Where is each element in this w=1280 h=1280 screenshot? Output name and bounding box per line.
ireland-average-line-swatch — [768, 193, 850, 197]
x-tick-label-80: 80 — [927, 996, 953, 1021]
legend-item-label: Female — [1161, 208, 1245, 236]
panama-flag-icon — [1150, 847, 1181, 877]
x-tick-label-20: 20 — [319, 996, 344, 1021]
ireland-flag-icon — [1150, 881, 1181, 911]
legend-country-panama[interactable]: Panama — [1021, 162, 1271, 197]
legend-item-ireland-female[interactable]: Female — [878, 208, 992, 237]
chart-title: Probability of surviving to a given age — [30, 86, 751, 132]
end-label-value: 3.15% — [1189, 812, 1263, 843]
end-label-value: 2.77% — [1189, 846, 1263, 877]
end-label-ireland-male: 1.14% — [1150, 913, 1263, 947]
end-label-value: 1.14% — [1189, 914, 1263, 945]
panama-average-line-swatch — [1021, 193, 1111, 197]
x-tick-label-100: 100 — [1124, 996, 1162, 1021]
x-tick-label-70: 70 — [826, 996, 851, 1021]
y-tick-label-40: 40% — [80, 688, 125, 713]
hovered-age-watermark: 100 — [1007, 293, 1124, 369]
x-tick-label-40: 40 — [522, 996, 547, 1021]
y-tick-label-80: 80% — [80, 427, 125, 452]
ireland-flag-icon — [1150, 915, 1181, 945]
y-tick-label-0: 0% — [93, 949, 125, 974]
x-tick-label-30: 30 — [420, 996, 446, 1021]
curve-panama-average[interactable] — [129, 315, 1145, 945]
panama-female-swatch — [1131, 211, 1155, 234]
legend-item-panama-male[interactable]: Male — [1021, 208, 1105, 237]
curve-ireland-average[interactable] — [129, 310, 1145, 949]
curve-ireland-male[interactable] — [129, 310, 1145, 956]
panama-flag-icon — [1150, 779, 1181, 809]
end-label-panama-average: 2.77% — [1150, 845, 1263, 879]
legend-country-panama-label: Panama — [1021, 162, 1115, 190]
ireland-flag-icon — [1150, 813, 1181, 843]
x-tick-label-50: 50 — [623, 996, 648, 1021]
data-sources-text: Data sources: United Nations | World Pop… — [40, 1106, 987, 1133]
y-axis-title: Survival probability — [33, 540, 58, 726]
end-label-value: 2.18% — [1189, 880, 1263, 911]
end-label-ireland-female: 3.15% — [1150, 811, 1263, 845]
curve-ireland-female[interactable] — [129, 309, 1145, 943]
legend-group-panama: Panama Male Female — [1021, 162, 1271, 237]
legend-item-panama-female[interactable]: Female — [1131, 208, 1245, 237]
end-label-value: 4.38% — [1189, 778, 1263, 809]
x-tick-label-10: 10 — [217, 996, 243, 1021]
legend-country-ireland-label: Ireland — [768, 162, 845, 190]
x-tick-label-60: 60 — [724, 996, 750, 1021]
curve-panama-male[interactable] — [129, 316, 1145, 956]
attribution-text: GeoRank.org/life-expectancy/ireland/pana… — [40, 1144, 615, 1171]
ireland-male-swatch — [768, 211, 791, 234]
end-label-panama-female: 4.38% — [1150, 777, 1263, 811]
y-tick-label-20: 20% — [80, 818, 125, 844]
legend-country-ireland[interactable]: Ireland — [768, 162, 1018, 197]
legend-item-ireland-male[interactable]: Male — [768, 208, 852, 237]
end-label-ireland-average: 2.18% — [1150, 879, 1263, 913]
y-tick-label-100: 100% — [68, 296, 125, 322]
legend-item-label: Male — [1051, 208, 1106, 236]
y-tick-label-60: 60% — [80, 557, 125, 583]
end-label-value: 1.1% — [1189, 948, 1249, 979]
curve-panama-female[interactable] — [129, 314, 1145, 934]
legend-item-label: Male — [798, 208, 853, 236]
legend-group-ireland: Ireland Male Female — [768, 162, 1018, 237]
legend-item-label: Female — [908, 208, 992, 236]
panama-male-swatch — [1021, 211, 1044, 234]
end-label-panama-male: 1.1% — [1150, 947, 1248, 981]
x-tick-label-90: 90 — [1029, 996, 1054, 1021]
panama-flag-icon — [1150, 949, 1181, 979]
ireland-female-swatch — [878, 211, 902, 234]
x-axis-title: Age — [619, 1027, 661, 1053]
+++++
Reproduce every row above word for word, leaving nothing out and changing nothing.

| Exercise answer |
Where is each element in this w=1280 h=1280 screenshot? Output name and bounding box per line.
ireland-average-line-swatch — [768, 193, 850, 197]
x-tick-label-80: 80 — [927, 996, 953, 1021]
legend-item-label: Female — [1161, 208, 1245, 236]
panama-flag-icon — [1150, 847, 1181, 877]
x-tick-label-20: 20 — [319, 996, 344, 1021]
ireland-flag-icon — [1150, 881, 1181, 911]
legend-country-panama[interactable]: Panama — [1021, 162, 1271, 197]
legend-item-ireland-female[interactable]: Female — [878, 208, 992, 237]
chart-title: Probability of surviving to a given age — [30, 86, 751, 132]
end-label-value: 3.15% — [1189, 812, 1263, 843]
end-label-value: 2.77% — [1189, 846, 1263, 877]
end-label-ireland-male: 1.14% — [1150, 913, 1263, 947]
end-label-value: 1.14% — [1189, 914, 1263, 945]
panama-average-line-swatch — [1021, 193, 1111, 197]
x-tick-label-100: 100 — [1124, 996, 1162, 1021]
x-tick-label-70: 70 — [826, 996, 851, 1021]
y-tick-label-40: 40% — [80, 688, 125, 713]
hovered-age-watermark: 100 — [1007, 293, 1124, 369]
x-tick-label-40: 40 — [522, 996, 547, 1021]
y-tick-label-80: 80% — [80, 427, 125, 452]
ireland-flag-icon — [1150, 915, 1181, 945]
y-tick-label-0: 0% — [93, 949, 125, 974]
x-tick-label-30: 30 — [420, 996, 446, 1021]
curve-panama-average[interactable] — [129, 315, 1145, 945]
panama-female-swatch — [1131, 211, 1155, 234]
legend-item-panama-male[interactable]: Male — [1021, 208, 1105, 237]
curve-ireland-average[interactable] — [129, 310, 1145, 949]
curve-ireland-male[interactable] — [129, 310, 1145, 956]
panama-flag-icon — [1150, 779, 1181, 809]
end-label-panama-average: 2.77% — [1150, 845, 1263, 879]
legend-country-panama-label: Panama — [1021, 162, 1115, 190]
ireland-flag-icon — [1150, 813, 1181, 843]
x-tick-label-50: 50 — [623, 996, 648, 1021]
data-sources-text: Data sources: United Nations | World Pop… — [40, 1106, 987, 1133]
y-axis-title: Survival probability — [33, 540, 58, 726]
end-label-value: 2.18% — [1189, 880, 1263, 911]
end-label-ireland-female: 3.15% — [1150, 811, 1263, 845]
curve-ireland-female[interactable] — [129, 309, 1145, 943]
legend-group-panama: Panama Male Female — [1021, 162, 1271, 237]
legend-item-panama-female[interactable]: Female — [1131, 208, 1245, 237]
end-label-value: 4.38% — [1189, 778, 1263, 809]
x-tick-label-10: 10 — [217, 996, 243, 1021]
legend-country-ireland-label: Ireland — [768, 162, 845, 190]
x-tick-label-60: 60 — [724, 996, 750, 1021]
curve-panama-male[interactable] — [129, 316, 1145, 956]
attribution-text: GeoRank.org/life-expectancy/ireland/pana… — [40, 1144, 615, 1171]
ireland-male-swatch — [768, 211, 791, 234]
end-label-panama-female: 4.38% — [1150, 777, 1263, 811]
y-tick-label-20: 20% — [80, 818, 125, 844]
legend-country-ireland[interactable]: Ireland — [768, 162, 1018, 197]
legend-item-ireland-male[interactable]: Male — [768, 208, 852, 237]
end-label-ireland-average: 2.18% — [1150, 879, 1263, 913]
y-tick-label-100: 100% — [68, 296, 125, 322]
legend-item-label: Male — [1051, 208, 1106, 236]
y-tick-label-60: 60% — [80, 557, 125, 583]
end-label-value: 1.1% — [1189, 948, 1249, 979]
curve-panama-female[interactable] — [129, 314, 1145, 934]
legend-item-label: Male — [798, 208, 853, 236]
legend-group-ireland: Ireland Male Female — [768, 162, 1018, 237]
legend-item-label: Female — [908, 208, 992, 236]
panama-male-swatch — [1021, 211, 1044, 234]
end-label-panama-male: 1.1% — [1150, 947, 1248, 981]
x-tick-label-90: 90 — [1029, 996, 1054, 1021]
panama-flag-icon — [1150, 949, 1181, 979]
ireland-female-swatch — [878, 211, 902, 234]
x-axis-title: Age — [619, 1027, 661, 1053]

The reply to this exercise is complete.